▶

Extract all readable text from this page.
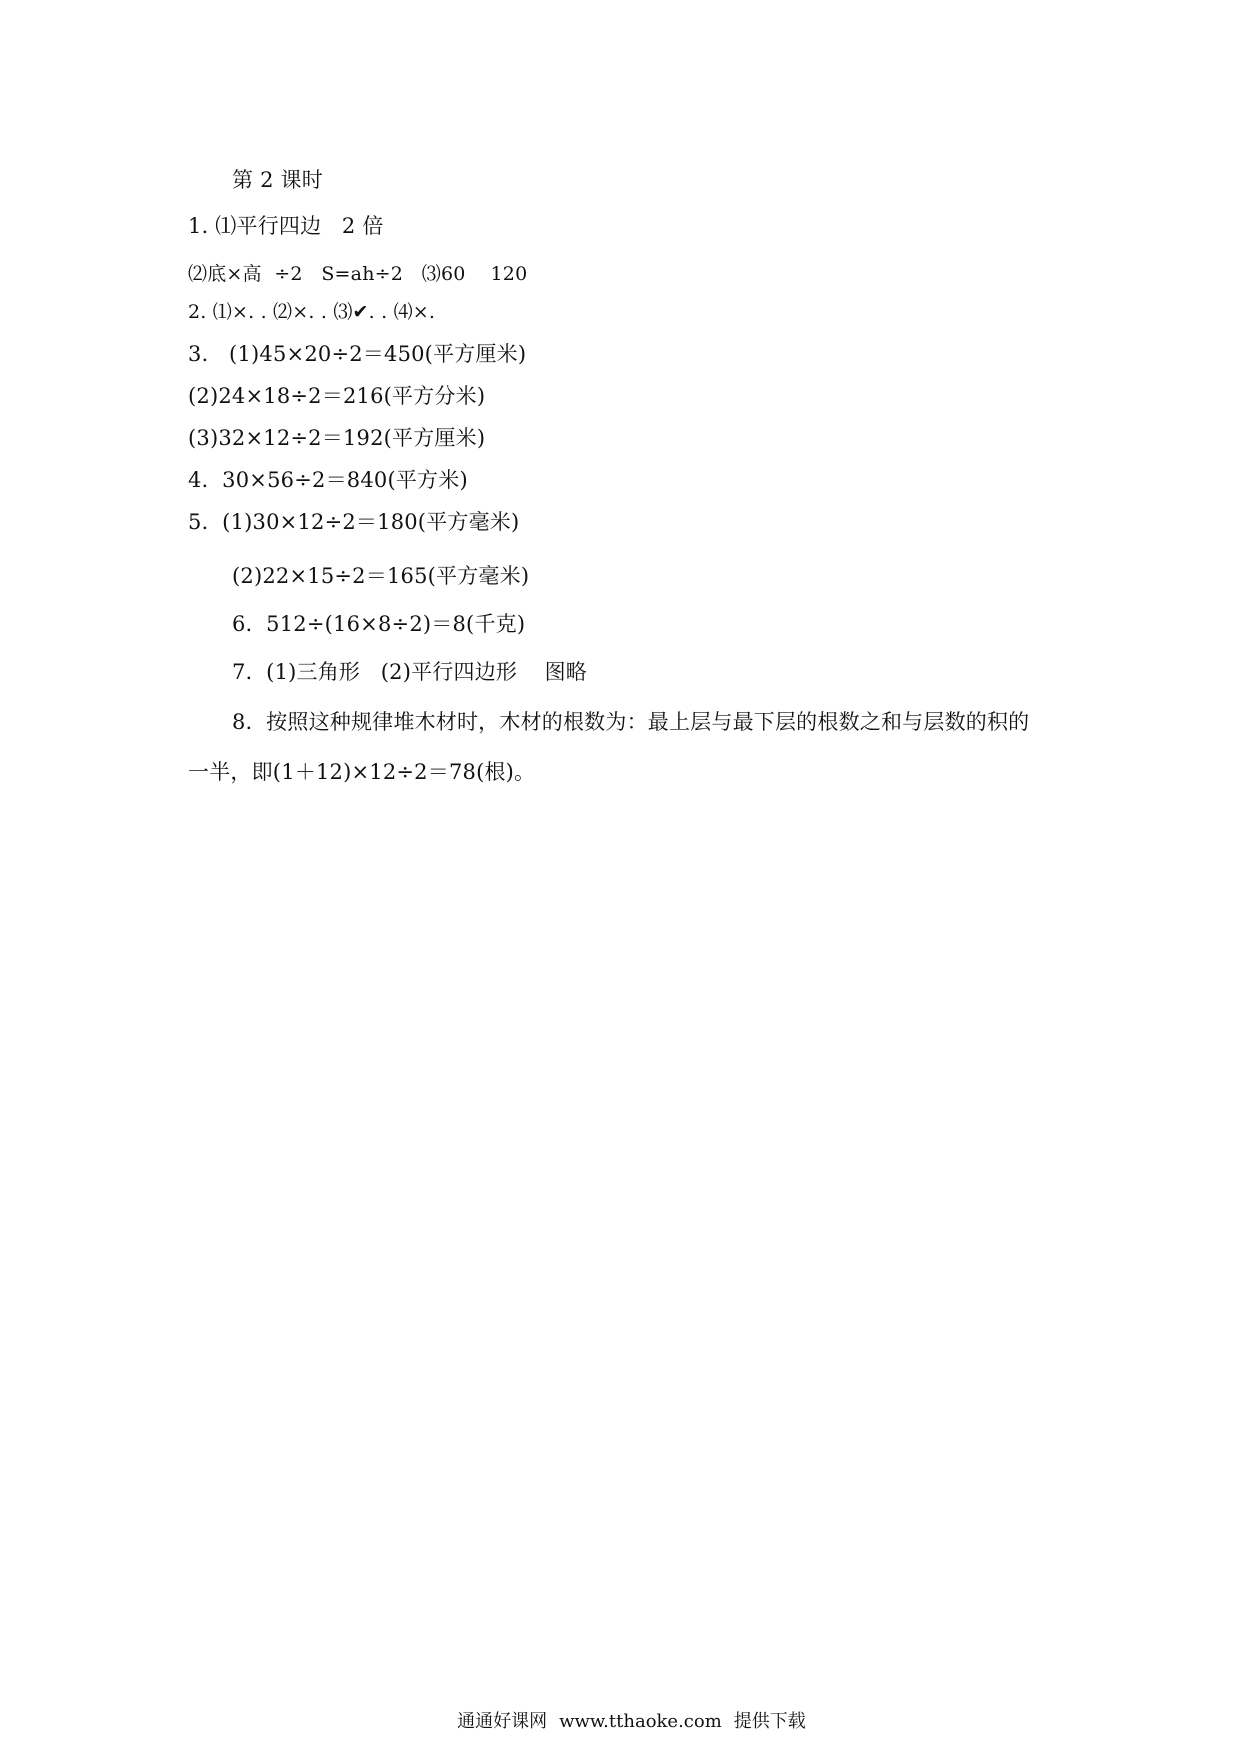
第 2 课时
1. ⑴平行四边   2 倍
⑵底×高  ÷2   S=ah÷2   ⑶60    120
2. ⑴×. . ⑵×. . ⑶✔. . ⑷×.
3.   (1)45×20÷2＝450(平方厘米)
(2)24×18÷2＝216(平方分米)
(3)32×12÷2＝192(平方厘米)
4.  30×56÷2＝840(平方米)
5.  (1)30×12÷2＝180(平方毫米)
(2)22×15÷2＝165(平方毫米)
6.  512÷(16×8÷2)＝8(千克)
7.  (1)三角形   (2)平行四边形    图略
8.  按照这种规律堆木材时，木材的根数为：最上层与最下层的根数之和与层数的积的
一半，即(1＋12)×12÷2＝78(根)。

通通好课网 www.tthaoke.com 提供下载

◀

• [AIM OF THE EXERCISE]:
Print all of the records shown above exactly, leaving out each picture.

• [RESPONSE FOR THIS EXERCISE]:
Extract all readable text from this page.
第 2 课时
1. ⑴平行四边   2 倍
⑵底×高  ÷2   S=ah÷2   ⑶60    120
2. ⑴×. . ⑵×. . ⑶✔. . ⑷×.
3.   (1)45×20÷2＝450(平方厘米)
(2)24×18÷2＝216(平方分米)
(3)32×12÷2＝192(平方厘米)
4.  30×56÷2＝840(平方米)
5.  (1)30×12÷2＝180(平方毫米)
(2)22×15÷2＝165(平方毫米)
6.  512÷(16×8÷2)＝8(千克)
7.  (1)三角形   (2)平行四边形    图略
8.  按照这种规律堆木材时，木材的根数为：最上层与最下层的根数之和与层数的积的
一半，即(1＋12)×12÷2＝78(根)。

通通好课网 www.tthaoke.com 提供下载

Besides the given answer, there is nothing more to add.